__WHAT YOU NEED TO DO__: Restate the data exactly as given and keep the pictures out.

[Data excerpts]
'''

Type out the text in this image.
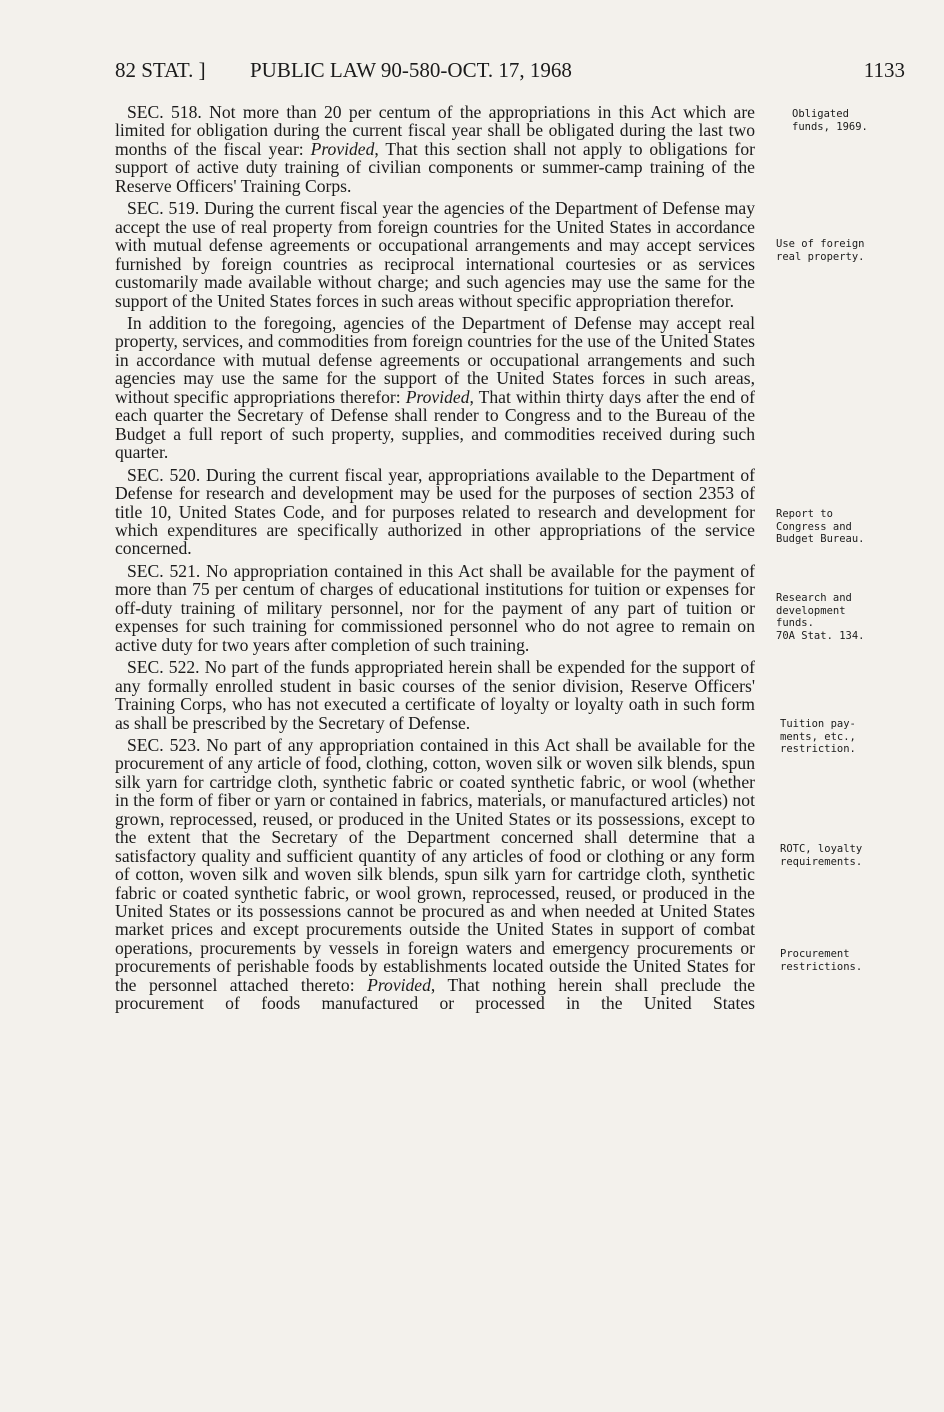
82 STAT. ] PUBLIC LAW 90-580-OCT. 17, 1968	1133

SEC. 518. Not more than 20 per centum of the appropriations in this Act which are limited for obligation during the current fiscal year shall be obligated during the last two months of the fiscal year: Provided, That this section shall not apply to obligations for support of active duty training of civilian components or summer-camp training of the Reserve Officers' Training Corps.

SEC. 519. During the current fiscal year the agencies of the Department of Defense may accept the use of real property from foreign countries for the United States in accordance with mutual defense agreements or occupational arrangements and may accept services furnished by foreign countries as reciprocal international courtesies or as services customarily made available without charge; and such agencies may use the same for the support of the United States forces in such areas without specific appropriation therefor.

In addition to the foregoing, agencies of the Department of Defense may accept real property, services, and commodities from foreign countries for the use of the United States in accordance with mutual defense agreements or occupational arrangements and such agencies may use the same for the support of the United States forces in such areas, without specific appropriations therefor: Provided, That within thirty days after the end of each quarter the Secretary of Defense shall render to Congress and to the Bureau of the Budget a full report of such property, supplies, and commodities received during such quarter.

SEC. 520. During the current fiscal year, appropriations available to the Department of Defense for research and development may be used for the purposes of section 2353 of title 10, United States Code, and for purposes related to research and development for which expenditures are specifically authorized in other appropriations of the service concerned.

SEC. 521. No appropriation contained in this Act shall be available for the payment of more than 75 per centum of charges of educational institutions for tuition or expenses for off-duty training of military personnel, nor for the payment of any part of tuition or expenses for such training for commissioned personnel who do not agree to remain on active duty for two years after completion of such training.

SEC. 522. No part of the funds appropriated herein shall be expended for the support of any formally enrolled student in basic courses of the senior division, Reserve Officers' Training Corps, who has not executed a certificate of loyalty or loyalty oath in such form as shall be prescribed by the Secretary of Defense.

SEC. 523. No part of any appropriation contained in this Act shall be available for the procurement of any article of food, clothing, cotton, woven silk or woven silk blends, spun silk yarn for cartridge cloth, synthetic fabric or coated synthetic fabric, or wool (whether in the form of fiber or yarn or contained in fabrics, materials, or manufactured articles) not grown, reprocessed, reused, or produced in the United States or its possessions, except to the extent that the Secretary of the Department concerned shall determine that a satisfactory quality and sufficient quantity of any articles of food or clothing or any form of cotton, woven silk and woven silk blends, spun silk yarn for cartridge cloth, synthetic fabric or coated synthetic fabric, or wool grown, reprocessed, reused, or produced in the United States or its possessions cannot be procured as and when needed at United States market prices and except procurements outside the United States in support of combat operations, procurements by vessels in foreign waters and emergency procurements or procurements of perishable foods by establishments located outside the United States for the personnel attached thereto: Provided, That nothing herein shall preclude the procurement of foods manufactured or processed in the United States

Obligated
funds, 1969.
Use of foreign
real property.
Report to
Congress and
Budget Bureau.
Research and
development
funds.
70A Stat. 134.
Tuition pay-
ments, etc.,
restriction.
ROTC, loyalty
requirements.
Procurement
restrictions.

'''

__OUTPUT OF THE EXERCISE__:
Type out the text in this image.
82 STAT. ] PUBLIC LAW 90-580-OCT. 17, 1968	1133

SEC. 518. Not more than 20 per centum of the appropriations in this Act which are limited for obligation during the current fiscal year shall be obligated during the last two months of the fiscal year: Provided, That this section shall not apply to obligations for support of active duty training of civilian components or summer-camp training of the Reserve Officers' Training Corps.

SEC. 519. During the current fiscal year the agencies of the Department of Defense may accept the use of real property from foreign countries for the United States in accordance with mutual defense agreements or occupational arrangements and may accept services furnished by foreign countries as reciprocal international courtesies or as services customarily made available without charge; and such agencies may use the same for the support of the United States forces in such areas without specific appropriation therefor.

In addition to the foregoing, agencies of the Department of Defense may accept real property, services, and commodities from foreign countries for the use of the United States in accordance with mutual defense agreements or occupational arrangements and such agencies may use the same for the support of the United States forces in such areas, without specific appropriations therefor: Provided, That within thirty days after the end of each quarter the Secretary of Defense shall render to Congress and to the Bureau of the Budget a full report of such property, supplies, and commodities received during such quarter.

SEC. 520. During the current fiscal year, appropriations available to the Department of Defense for research and development may be used for the purposes of section 2353 of title 10, United States Code, and for purposes related to research and development for which expenditures are specifically authorized in other appropriations of the service concerned.

SEC. 521. No appropriation contained in this Act shall be available for the payment of more than 75 per centum of charges of educational institutions for tuition or expenses for off-duty training of military personnel, nor for the payment of any part of tuition or expenses for such training for commissioned personnel who do not agree to remain on active duty for two years after completion of such training.

SEC. 522. No part of the funds appropriated herein shall be expended for the support of any formally enrolled student in basic courses of the senior division, Reserve Officers' Training Corps, who has not executed a certificate of loyalty or loyalty oath in such form as shall be prescribed by the Secretary of Defense.

SEC. 523. No part of any appropriation contained in this Act shall be available for the procurement of any article of food, clothing, cotton, woven silk or woven silk blends, spun silk yarn for cartridge cloth, synthetic fabric or coated synthetic fabric, or wool (whether in the form of fiber or yarn or contained in fabrics, materials, or manufactured articles) not grown, reprocessed, reused, or produced in the United States or its possessions, except to the extent that the Secretary of the Department concerned shall determine that a satisfactory quality and sufficient quantity of any articles of food or clothing or any form of cotton, woven silk and woven silk blends, spun silk yarn for cartridge cloth, synthetic fabric or coated synthetic fabric, or wool grown, reprocessed, reused, or produced in the United States or its possessions cannot be procured as and when needed at United States market prices and except procurements outside the United States in support of combat operations, procurements by vessels in foreign waters and emergency procurements or procurements of perishable foods by establishments located outside the United States for the personnel attached thereto: Provided, That nothing herein shall preclude the procurement of foods manufactured or processed in the United States

Obligated
funds, 1969.
Use of foreign
real property.
Report to
Congress and
Budget Bureau.
Research and
development
funds.
70A Stat. 134.
Tuition pay-
ments, etc.,
restriction.
ROTC, loyalty
requirements.
Procurement
restrictions.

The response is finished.